* **Problem to solve**: Write every entry out again exactly, please, and skip the pictures.

* **Extracted data**:

━━━━━━━━━━

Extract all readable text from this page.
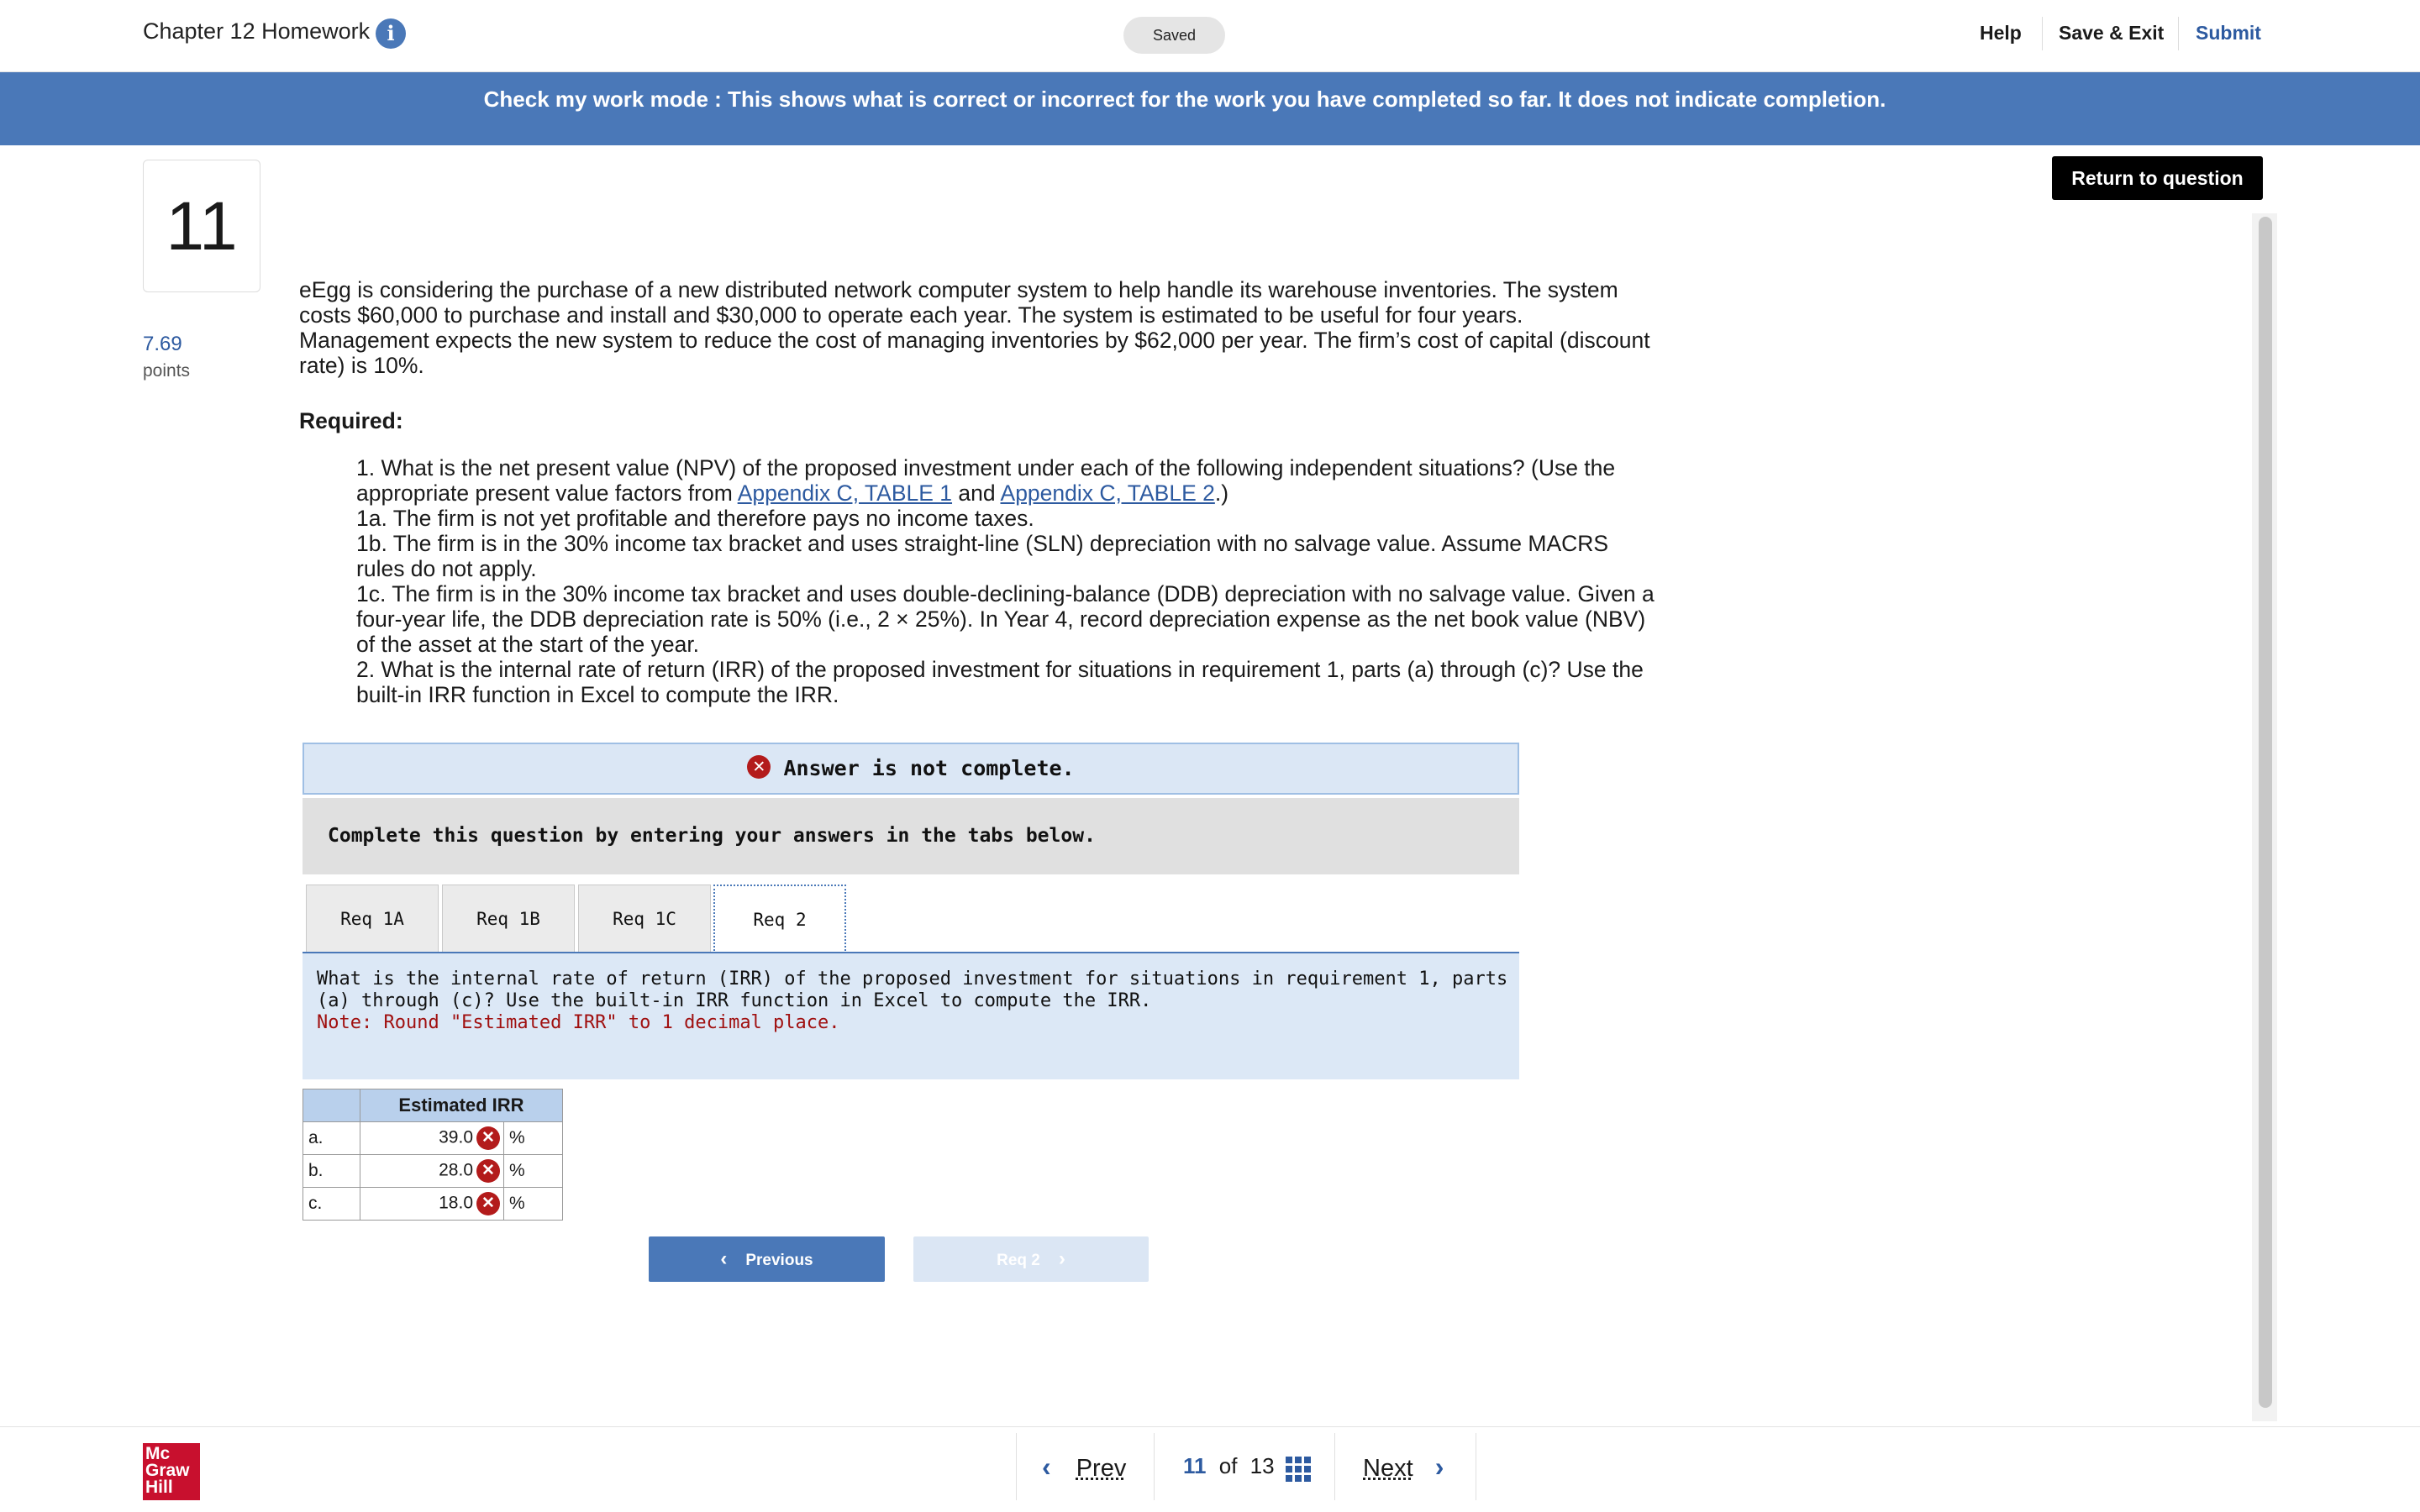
Chapter 12 Homework i	Saved	Help Save & Exit Submit
Check my work mode : This shows what is correct or incorrect for the work you have completed so far. It does not indicate completion.
11
7.69
points
Return to question
eEgg is considering the purchase of a new distributed network computer system to help handle its warehouse inventories. The system costs $60,000 to purchase and install and $30,000 to operate each year. The system is estimated to be useful for four years. Management expects the new system to reduce the cost of managing inventories by $62,000 per year. The firm’s cost of capital (discount rate) is 10%.
Required:
1. What is the net present value (NPV) of the proposed investment under each of the following independent situations? (Use the appropriate present value factors from Appendix C, TABLE 1 and Appendix C, TABLE 2.)
1a. The firm is not yet profitable and therefore pays no income taxes.
1b. The firm is in the 30% income tax bracket and uses straight-line (SLN) depreciation with no salvage value. Assume MACRS rules do not apply.
1c. The firm is in the 30% income tax bracket and uses double-declining-balance (DDB) depreciation with no salvage value. Given a four-year life, the DDB depreciation rate is 50% (i.e., 2 × 25%). In Year 4, record depreciation expense as the net book value (NBV) of the asset at the start of the year.
2. What is the internal rate of return (IRR) of the proposed investment for situations in requirement 1, parts (a) through (c)? Use the built-in IRR function in Excel to compute the IRR.
✕ Answer is not complete.
Complete this question by entering your answers in the tabs below.
Req 1A	Req 1B	Req 1C	Req 2
What is the internal rate of return (IRR) of the proposed investment for situations in requirement 1, parts (a) through (c)? Use the built-in IRR function in Excel to compute the IRR.
Note: Round "Estimated IRR" to 1 decimal place.
	Estimated IRR	
a.	39.0 ✕	%
b.	28.0 ✕	%
c.	18.0 ✕	%
‹ Previous	Req 2 ›
Mc
Graw
Hill
‹ Prev	11 of 13	Next ›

━━━━━━━━━━

* **Result for this task**:
Extract all readable text from this page.
Chapter 12 Homework i	Saved	Help Save & Exit Submit
Check my work mode : This shows what is correct or incorrect for the work you have completed so far. It does not indicate completion.
11
7.69
points
Return to question
eEgg is considering the purchase of a new distributed network computer system to help handle its warehouse inventories. The system costs $60,000 to purchase and install and $30,000 to operate each year. The system is estimated to be useful for four years. Management expects the new system to reduce the cost of managing inventories by $62,000 per year. The firm’s cost of capital (discount rate) is 10%.
Required:
1. What is the net present value (NPV) of the proposed investment under each of the following independent situations? (Use the appropriate present value factors from Appendix C, TABLE 1 and Appendix C, TABLE 2.)
1a. The firm is not yet profitable and therefore pays no income taxes.
1b. The firm is in the 30% income tax bracket and uses straight-line (SLN) depreciation with no salvage value. Assume MACRS rules do not apply.
1c. The firm is in the 30% income tax bracket and uses double-declining-balance (DDB) depreciation with no salvage value. Given a four-year life, the DDB depreciation rate is 50% (i.e., 2 × 25%). In Year 4, record depreciation expense as the net book value (NBV) of the asset at the start of the year.
2. What is the internal rate of return (IRR) of the proposed investment for situations in requirement 1, parts (a) through (c)? Use the built-in IRR function in Excel to compute the IRR.
✕ Answer is not complete.
Complete this question by entering your answers in the tabs below.
Req 1A	Req 1B	Req 1C	Req 2
What is the internal rate of return (IRR) of the proposed investment for situations in requirement 1, parts (a) through (c)? Use the built-in IRR function in Excel to compute the IRR.
Note: Round "Estimated IRR" to 1 decimal place.
	Estimated IRR	
a.	39.0 ✕	%
b.	28.0 ✕	%
c.	18.0 ✕	%
‹ Previous	Req 2 ›
Mc
Graw
Hill
‹ Prev	11 of 13	Next ›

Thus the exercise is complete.